What to produce: Identify the lines bearing the string "eller" and gather them.

Dataset extract:
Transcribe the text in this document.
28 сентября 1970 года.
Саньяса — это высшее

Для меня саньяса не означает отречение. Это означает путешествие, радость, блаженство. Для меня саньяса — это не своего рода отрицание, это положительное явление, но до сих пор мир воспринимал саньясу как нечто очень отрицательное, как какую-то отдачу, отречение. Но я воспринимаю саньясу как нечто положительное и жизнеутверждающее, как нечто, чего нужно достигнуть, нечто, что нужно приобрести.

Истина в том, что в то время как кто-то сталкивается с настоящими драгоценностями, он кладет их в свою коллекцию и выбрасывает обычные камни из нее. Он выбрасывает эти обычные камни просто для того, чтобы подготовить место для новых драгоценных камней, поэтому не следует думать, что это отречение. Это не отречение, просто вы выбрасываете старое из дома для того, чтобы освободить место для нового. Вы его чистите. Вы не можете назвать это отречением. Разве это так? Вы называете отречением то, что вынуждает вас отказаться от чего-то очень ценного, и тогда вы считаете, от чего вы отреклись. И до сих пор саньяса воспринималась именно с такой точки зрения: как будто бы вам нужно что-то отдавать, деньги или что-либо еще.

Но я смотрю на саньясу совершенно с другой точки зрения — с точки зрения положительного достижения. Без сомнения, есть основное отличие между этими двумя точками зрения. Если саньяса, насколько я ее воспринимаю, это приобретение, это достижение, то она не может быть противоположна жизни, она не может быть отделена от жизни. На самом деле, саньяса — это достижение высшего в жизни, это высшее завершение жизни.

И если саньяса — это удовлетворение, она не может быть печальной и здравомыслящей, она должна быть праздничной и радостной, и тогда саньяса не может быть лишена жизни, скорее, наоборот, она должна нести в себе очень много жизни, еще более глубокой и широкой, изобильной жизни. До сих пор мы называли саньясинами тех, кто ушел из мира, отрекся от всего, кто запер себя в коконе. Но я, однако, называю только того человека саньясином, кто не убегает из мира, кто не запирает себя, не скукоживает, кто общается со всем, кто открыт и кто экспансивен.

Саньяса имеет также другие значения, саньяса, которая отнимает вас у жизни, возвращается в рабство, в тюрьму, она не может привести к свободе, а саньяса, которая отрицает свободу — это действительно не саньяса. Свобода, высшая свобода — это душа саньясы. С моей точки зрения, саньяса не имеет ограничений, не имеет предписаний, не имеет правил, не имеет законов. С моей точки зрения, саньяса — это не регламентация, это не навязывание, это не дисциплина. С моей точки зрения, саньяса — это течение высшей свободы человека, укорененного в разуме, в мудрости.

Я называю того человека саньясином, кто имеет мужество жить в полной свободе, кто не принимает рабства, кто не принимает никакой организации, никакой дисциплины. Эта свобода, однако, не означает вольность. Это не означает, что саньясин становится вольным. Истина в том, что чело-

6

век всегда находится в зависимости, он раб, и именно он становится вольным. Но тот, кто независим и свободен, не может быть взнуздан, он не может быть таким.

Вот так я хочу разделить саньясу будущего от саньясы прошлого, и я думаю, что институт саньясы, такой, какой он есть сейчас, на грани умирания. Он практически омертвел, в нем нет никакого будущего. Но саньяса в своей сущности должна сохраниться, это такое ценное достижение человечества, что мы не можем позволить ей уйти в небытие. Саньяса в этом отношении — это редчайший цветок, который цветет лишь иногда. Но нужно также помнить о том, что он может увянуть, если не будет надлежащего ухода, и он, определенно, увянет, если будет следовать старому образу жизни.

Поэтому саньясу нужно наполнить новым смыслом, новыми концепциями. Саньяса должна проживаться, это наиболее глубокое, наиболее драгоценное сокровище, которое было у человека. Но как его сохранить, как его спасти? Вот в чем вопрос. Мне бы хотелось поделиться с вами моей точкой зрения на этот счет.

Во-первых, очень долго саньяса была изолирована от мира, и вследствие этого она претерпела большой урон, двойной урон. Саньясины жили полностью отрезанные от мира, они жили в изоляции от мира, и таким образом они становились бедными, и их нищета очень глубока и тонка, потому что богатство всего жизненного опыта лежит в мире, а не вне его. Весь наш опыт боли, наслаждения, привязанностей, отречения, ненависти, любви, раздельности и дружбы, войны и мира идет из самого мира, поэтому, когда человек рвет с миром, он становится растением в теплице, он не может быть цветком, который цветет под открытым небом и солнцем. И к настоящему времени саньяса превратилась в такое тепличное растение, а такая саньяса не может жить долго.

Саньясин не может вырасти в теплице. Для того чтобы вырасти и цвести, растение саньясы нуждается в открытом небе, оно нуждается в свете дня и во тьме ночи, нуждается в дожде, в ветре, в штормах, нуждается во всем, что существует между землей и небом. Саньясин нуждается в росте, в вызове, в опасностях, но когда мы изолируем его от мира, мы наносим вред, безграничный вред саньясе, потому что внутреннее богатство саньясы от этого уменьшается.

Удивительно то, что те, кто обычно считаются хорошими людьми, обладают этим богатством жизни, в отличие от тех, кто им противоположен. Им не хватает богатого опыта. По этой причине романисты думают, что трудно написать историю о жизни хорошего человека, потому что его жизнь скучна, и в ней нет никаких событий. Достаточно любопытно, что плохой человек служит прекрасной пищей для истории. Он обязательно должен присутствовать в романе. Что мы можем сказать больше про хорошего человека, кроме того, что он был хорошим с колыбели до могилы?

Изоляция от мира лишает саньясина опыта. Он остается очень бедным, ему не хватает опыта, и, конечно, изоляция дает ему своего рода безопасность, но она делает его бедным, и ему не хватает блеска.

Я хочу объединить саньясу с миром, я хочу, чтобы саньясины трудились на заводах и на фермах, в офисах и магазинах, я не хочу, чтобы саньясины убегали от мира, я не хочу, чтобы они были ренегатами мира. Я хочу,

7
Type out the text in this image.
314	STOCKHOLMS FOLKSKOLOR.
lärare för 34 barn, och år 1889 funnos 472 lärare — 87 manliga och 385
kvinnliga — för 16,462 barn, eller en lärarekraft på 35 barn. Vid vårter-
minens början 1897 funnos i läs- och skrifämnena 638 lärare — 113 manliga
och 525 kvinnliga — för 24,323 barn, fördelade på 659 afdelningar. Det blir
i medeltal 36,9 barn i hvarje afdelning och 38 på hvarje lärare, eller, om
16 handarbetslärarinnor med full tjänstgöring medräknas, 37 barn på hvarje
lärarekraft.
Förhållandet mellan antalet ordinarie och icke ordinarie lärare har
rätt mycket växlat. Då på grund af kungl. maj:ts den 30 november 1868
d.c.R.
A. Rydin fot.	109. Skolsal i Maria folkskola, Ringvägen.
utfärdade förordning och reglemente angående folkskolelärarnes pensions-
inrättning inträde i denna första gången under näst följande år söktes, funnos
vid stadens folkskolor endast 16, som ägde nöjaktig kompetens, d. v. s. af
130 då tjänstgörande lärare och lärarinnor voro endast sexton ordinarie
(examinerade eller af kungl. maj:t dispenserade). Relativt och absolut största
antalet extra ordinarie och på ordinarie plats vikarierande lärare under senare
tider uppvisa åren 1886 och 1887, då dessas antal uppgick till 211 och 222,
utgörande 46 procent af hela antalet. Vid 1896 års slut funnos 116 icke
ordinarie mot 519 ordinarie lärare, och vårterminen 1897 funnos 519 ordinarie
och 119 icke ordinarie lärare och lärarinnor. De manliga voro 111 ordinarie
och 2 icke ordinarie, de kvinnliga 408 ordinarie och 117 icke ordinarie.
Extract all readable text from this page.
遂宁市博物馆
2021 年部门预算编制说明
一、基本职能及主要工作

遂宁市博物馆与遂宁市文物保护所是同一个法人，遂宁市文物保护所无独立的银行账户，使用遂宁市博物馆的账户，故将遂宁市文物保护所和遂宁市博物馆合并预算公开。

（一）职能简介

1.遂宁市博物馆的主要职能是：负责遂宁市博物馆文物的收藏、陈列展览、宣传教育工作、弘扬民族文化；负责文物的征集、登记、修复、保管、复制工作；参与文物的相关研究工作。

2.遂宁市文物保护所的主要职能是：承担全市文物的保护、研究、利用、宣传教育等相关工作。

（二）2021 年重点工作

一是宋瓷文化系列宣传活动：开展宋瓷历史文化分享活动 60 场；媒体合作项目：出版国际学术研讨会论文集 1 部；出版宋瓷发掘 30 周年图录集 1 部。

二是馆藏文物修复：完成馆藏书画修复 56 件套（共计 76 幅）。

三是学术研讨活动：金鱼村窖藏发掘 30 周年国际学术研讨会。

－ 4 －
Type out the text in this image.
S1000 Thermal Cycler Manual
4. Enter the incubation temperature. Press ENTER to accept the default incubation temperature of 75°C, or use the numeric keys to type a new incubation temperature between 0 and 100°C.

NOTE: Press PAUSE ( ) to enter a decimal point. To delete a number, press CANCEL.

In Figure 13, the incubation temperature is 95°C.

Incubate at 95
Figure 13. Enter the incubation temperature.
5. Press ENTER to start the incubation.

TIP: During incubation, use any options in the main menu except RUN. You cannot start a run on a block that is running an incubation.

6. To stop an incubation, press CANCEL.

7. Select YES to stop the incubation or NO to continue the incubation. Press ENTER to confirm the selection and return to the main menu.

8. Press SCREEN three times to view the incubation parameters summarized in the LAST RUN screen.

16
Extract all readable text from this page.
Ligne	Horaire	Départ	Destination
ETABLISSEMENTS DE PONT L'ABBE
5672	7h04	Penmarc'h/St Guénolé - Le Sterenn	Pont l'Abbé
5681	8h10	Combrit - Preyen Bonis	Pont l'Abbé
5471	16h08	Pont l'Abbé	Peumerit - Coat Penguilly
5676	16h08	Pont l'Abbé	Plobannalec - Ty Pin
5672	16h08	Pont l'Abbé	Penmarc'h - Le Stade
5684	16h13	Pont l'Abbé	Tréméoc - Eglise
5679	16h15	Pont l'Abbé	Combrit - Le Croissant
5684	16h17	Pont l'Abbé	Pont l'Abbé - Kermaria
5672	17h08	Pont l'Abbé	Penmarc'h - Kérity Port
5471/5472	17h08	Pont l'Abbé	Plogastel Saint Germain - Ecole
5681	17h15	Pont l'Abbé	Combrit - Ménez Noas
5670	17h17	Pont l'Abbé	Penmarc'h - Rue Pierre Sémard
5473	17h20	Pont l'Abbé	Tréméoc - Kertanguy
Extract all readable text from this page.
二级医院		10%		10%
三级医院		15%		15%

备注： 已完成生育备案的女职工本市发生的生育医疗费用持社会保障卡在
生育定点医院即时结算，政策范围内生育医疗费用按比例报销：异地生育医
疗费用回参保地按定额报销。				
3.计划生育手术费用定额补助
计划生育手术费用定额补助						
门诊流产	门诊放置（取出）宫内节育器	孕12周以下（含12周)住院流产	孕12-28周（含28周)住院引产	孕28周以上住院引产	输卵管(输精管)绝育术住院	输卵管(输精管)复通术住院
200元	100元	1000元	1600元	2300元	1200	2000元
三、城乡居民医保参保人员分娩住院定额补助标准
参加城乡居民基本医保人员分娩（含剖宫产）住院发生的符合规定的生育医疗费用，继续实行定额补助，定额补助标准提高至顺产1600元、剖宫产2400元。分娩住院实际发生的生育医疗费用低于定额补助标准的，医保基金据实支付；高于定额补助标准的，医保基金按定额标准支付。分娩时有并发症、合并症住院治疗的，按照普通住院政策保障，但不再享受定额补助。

Answer:
kvinnliga — för 16,462 barn, eller en lärarekraft på 35 barn. Vid vårter-
i medeltal 36,9 barn i hvarje afdelning och 38 på hvarje lärare, eller, om
(examinerade eller af kungl. maj:t dispenserade). Relativt och absolut största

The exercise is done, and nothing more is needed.